**TASK DETAILS**. Return each entry exactly, with none missing.

**RECORD EXTRACTS**.

*-*-*

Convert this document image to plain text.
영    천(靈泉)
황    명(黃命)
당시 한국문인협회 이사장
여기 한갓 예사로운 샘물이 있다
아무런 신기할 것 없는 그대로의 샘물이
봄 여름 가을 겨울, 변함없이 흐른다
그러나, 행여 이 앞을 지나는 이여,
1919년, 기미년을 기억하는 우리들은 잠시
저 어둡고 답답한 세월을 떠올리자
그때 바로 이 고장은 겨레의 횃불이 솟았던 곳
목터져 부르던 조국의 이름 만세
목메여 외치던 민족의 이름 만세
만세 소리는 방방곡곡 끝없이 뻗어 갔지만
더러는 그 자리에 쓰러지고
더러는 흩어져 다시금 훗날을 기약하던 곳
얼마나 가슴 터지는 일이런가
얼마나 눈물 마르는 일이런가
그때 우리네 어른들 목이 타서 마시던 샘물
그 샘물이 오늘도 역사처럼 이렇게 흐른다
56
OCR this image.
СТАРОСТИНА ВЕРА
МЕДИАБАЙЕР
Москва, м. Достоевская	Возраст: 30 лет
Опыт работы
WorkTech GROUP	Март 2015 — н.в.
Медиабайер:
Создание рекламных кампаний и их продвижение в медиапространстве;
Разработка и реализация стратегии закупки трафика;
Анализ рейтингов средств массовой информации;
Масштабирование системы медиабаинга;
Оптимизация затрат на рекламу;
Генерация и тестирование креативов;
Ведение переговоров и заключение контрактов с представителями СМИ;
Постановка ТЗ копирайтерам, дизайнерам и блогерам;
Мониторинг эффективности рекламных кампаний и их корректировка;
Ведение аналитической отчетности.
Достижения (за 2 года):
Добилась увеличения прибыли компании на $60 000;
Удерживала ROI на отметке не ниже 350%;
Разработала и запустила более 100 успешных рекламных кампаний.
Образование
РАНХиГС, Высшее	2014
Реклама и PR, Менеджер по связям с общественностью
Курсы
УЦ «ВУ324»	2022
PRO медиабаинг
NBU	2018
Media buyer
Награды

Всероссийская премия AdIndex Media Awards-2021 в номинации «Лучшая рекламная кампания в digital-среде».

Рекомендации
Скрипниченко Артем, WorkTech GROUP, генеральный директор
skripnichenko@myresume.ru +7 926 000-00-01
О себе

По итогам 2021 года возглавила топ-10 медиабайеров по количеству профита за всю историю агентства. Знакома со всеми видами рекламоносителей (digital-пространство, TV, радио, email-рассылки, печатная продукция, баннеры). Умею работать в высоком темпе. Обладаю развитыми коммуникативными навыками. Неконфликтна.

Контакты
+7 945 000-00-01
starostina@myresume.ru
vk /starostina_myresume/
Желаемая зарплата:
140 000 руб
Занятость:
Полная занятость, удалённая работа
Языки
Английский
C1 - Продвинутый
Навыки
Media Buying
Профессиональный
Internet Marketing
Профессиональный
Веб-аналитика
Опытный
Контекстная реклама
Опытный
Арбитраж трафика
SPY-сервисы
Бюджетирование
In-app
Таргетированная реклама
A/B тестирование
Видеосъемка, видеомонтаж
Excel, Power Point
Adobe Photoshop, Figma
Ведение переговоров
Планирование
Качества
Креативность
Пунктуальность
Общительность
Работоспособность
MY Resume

*-*-*

**THE OUTPUT**.
Convert this document image to plain text.
영    천(靈泉)
황    명(黃命)
당시 한국문인협회 이사장
여기 한갓 예사로운 샘물이 있다
아무런 신기할 것 없는 그대로의 샘물이
봄 여름 가을 겨울, 변함없이 흐른다
그러나, 행여 이 앞을 지나는 이여,
1919년, 기미년을 기억하는 우리들은 잠시
저 어둡고 답답한 세월을 떠올리자
그때 바로 이 고장은 겨레의 횃불이 솟았던 곳
목터져 부르던 조국의 이름 만세
목메여 외치던 민족의 이름 만세
만세 소리는 방방곡곡 끝없이 뻗어 갔지만
더러는 그 자리에 쓰러지고
더러는 흩어져 다시금 훗날을 기약하던 곳
얼마나 가슴 터지는 일이런가
얼마나 눈물 마르는 일이런가
그때 우리네 어른들 목이 타서 마시던 샘물
그 샘물이 오늘도 역사처럼 이렇게 흐른다
56
OCR this image.
СТАРОСТИНА ВЕРА
МЕДИАБАЙЕР
Москва, м. Достоевская	Возраст: 30 лет
Опыт работы
WorkTech GROUP	Март 2015 — н.в.
Медиабайер:
Создание рекламных кампаний и их продвижение в медиапространстве;
Разработка и реализация стратегии закупки трафика;
Анализ рейтингов средств массовой информации;
Масштабирование системы медиабаинга;
Оптимизация затрат на рекламу;
Генерация и тестирование креативов;
Ведение переговоров и заключение контрактов с представителями СМИ;
Постановка ТЗ копирайтерам, дизайнерам и блогерам;
Мониторинг эффективности рекламных кампаний и их корректировка;
Ведение аналитической отчетности.
Достижения (за 2 года):
Добилась увеличения прибыли компании на $60 000;
Удерживала ROI на отметке не ниже 350%;
Разработала и запустила более 100 успешных рекламных кампаний.
Образование
РАНХиГС, Высшее	2014
Реклама и PR, Менеджер по связям с общественностью
Курсы
УЦ «ВУ324»	2022
PRO медиабаинг
NBU	2018
Media buyer
Награды

Всероссийская премия AdIndex Media Awards-2021 в номинации «Лучшая рекламная кампания в digital-среде».

Рекомендации
Скрипниченко Артем, WorkTech GROUP, генеральный директор
skripnichenko@myresume.ru +7 926 000-00-01
О себе

По итогам 2021 года возглавила топ-10 медиабайеров по количеству профита за всю историю агентства. Знакома со всеми видами рекламоносителей (digital-пространство, TV, радио, email-рассылки, печатная продукция, баннеры). Умею работать в высоком темпе. Обладаю развитыми коммуникативными навыками. Неконфликтна.

Контакты
+7 945 000-00-01
starostina@myresume.ru
vk /starostina_myresume/
Желаемая зарплата:
140 000 руб
Занятость:
Полная занятость, удалённая работа
Языки
Английский
C1 - Продвинутый
Навыки
Media Buying
Профессиональный
Internet Marketing
Профессиональный
Веб-аналитика
Опытный
Контекстная реклама
Опытный
Арбитраж трафика
SPY-сервисы
Бюджетирование
In-app
Таргетированная реклама
A/B тестирование
Видеосъемка, видеомонтаж
Excel, Power Point
Adobe Photoshop, Figma
Ведение переговоров
Планирование
Качества
Креативность
Пунктуальность
Общительность
Работоспособность
MY Resume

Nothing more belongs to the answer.